╔══
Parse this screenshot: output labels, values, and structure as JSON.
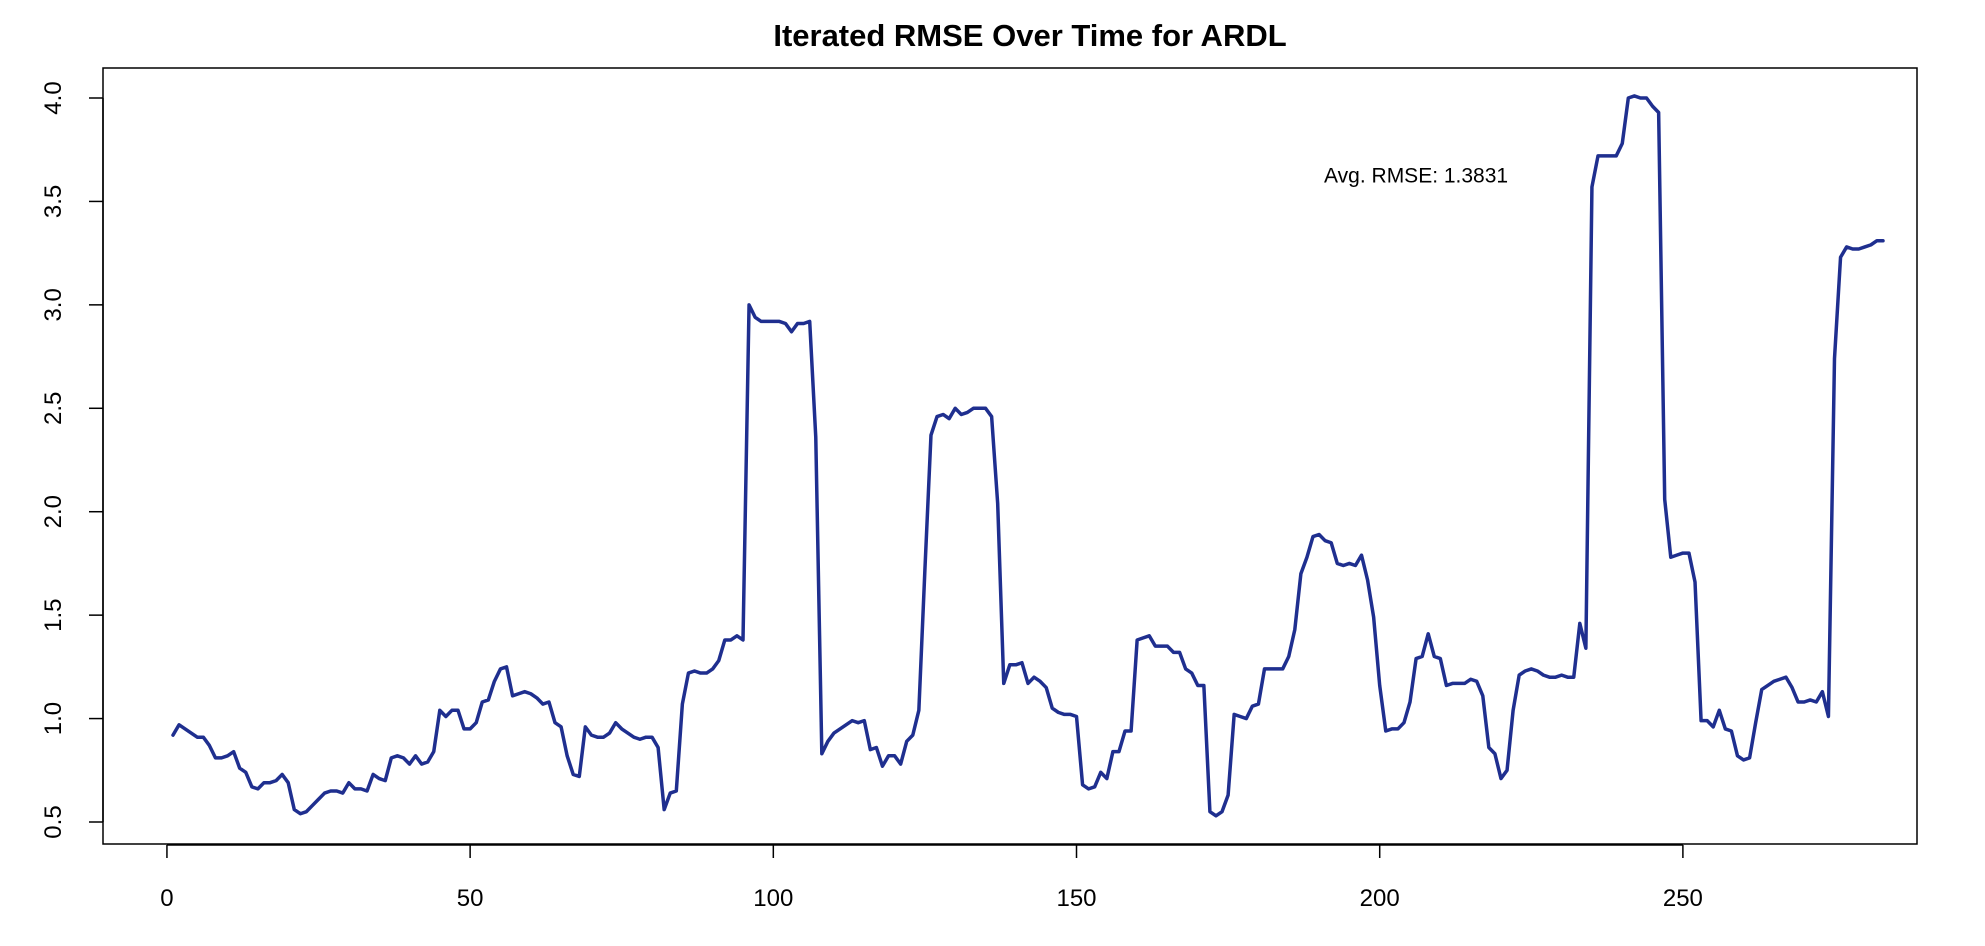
{
  "chart_data": {
    "type": "line",
    "title": "Iterated RMSE Over Time for ARDL",
    "xlabel": "",
    "ylabel": "",
    "xlim": [
      1,
      283
    ],
    "ylim": [
      0.5,
      4.0
    ],
    "x_ticks": [
      0,
      50,
      100,
      150,
      200,
      250
    ],
    "x_tick_labels": [
      "0",
      "50",
      "100",
      "150",
      "200",
      "250"
    ],
    "y_ticks": [
      0.5,
      1.0,
      1.5,
      2.0,
      2.5,
      3.0,
      3.5,
      4.0
    ],
    "y_tick_labels": [
      "0.5",
      "1.0",
      "1.5",
      "2.0",
      "2.5",
      "3.0",
      "3.5",
      "4.0"
    ],
    "grid": false,
    "legend": "none",
    "annotation": {
      "text": "Avg. RMSE: 1.3831",
      "x": 206,
      "y": 3.63
    },
    "series": [
      {
        "color": "#1f2f8f",
        "x_start": 1,
        "values": [
          0.92,
          0.97,
          0.95,
          0.93,
          0.91,
          0.91,
          0.87,
          0.81,
          0.81,
          0.82,
          0.84,
          0.76,
          0.74,
          0.67,
          0.66,
          0.69,
          0.69,
          0.7,
          0.73,
          0.69,
          0.56,
          0.54,
          0.55,
          0.58,
          0.61,
          0.64,
          0.65,
          0.65,
          0.64,
          0.69,
          0.66,
          0.66,
          0.65,
          0.73,
          0.71,
          0.7,
          0.81,
          0.82,
          0.81,
          0.78,
          0.82,
          0.78,
          0.79,
          0.84,
          1.04,
          1.01,
          1.04,
          1.04,
          0.95,
          0.95,
          0.98,
          1.08,
          1.09,
          1.18,
          1.24,
          1.25,
          1.11,
          1.12,
          1.13,
          1.12,
          1.1,
          1.07,
          1.08,
          0.98,
          0.96,
          0.82,
          0.73,
          0.72,
          0.96,
          0.92,
          0.91,
          0.91,
          0.93,
          0.98,
          0.95,
          0.93,
          0.91,
          0.9,
          0.91,
          0.91,
          0.86,
          0.56,
          0.64,
          0.65,
          1.07,
          1.22,
          1.23,
          1.22,
          1.22,
          1.24,
          1.28,
          1.38,
          1.38,
          1.4,
          1.38,
          3.0,
          2.94,
          2.92,
          2.92,
          2.92,
          2.92,
          2.91,
          2.87,
          2.91,
          2.91,
          2.92,
          2.36,
          0.83,
          0.89,
          0.93,
          0.95,
          0.97,
          0.99,
          0.98,
          0.99,
          0.85,
          0.86,
          0.77,
          0.82,
          0.82,
          0.78,
          0.89,
          0.92,
          1.04,
          1.72,
          2.37,
          2.46,
          2.47,
          2.45,
          2.5,
          2.47,
          2.48,
          2.5,
          2.5,
          2.5,
          2.46,
          2.04,
          1.17,
          1.26,
          1.26,
          1.27,
          1.17,
          1.2,
          1.18,
          1.15,
          1.05,
          1.03,
          1.02,
          1.02,
          1.01,
          0.68,
          0.66,
          0.67,
          0.74,
          0.71,
          0.84,
          0.84,
          0.94,
          0.94,
          1.38,
          1.39,
          1.4,
          1.35,
          1.35,
          1.35,
          1.32,
          1.32,
          1.24,
          1.22,
          1.16,
          1.16,
          0.55,
          0.53,
          0.55,
          0.63,
          1.02,
          1.01,
          1.0,
          1.06,
          1.07,
          1.24,
          1.24,
          1.24,
          1.24,
          1.3,
          1.43,
          1.7,
          1.78,
          1.88,
          1.89,
          1.86,
          1.85,
          1.75,
          1.74,
          1.75,
          1.74,
          1.79,
          1.67,
          1.49,
          1.16,
          0.94,
          0.95,
          0.95,
          0.98,
          1.08,
          1.29,
          1.3,
          1.41,
          1.3,
          1.29,
          1.16,
          1.17,
          1.17,
          1.17,
          1.19,
          1.18,
          1.11,
          0.86,
          0.83,
          0.71,
          0.75,
          1.04,
          1.21,
          1.23,
          1.24,
          1.23,
          1.21,
          1.2,
          1.2,
          1.21,
          1.2,
          1.2,
          1.46,
          1.34,
          3.57,
          3.72,
          3.72,
          3.72,
          3.72,
          3.78,
          4.0,
          4.01,
          4.0,
          4.0,
          3.96,
          3.93,
          2.06,
          1.78,
          1.79,
          1.8,
          1.8,
          1.66,
          0.99,
          0.99,
          0.96,
          1.04,
          0.95,
          0.94,
          0.82,
          0.8,
          0.81,
          0.98,
          1.14,
          1.16,
          1.18,
          1.19,
          1.2,
          1.15,
          1.08,
          1.08,
          1.09,
          1.08,
          1.13,
          1.01,
          2.74,
          3.23,
          3.28,
          3.27,
          3.27,
          3.28,
          3.29,
          3.31,
          3.31
        ]
      }
    ]
  }
}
╚══
# YOUR TASK
Of the lines in the entries above, how many include "values"? Only the number should be given.

# OUTPUT OF THE EXERCISE
2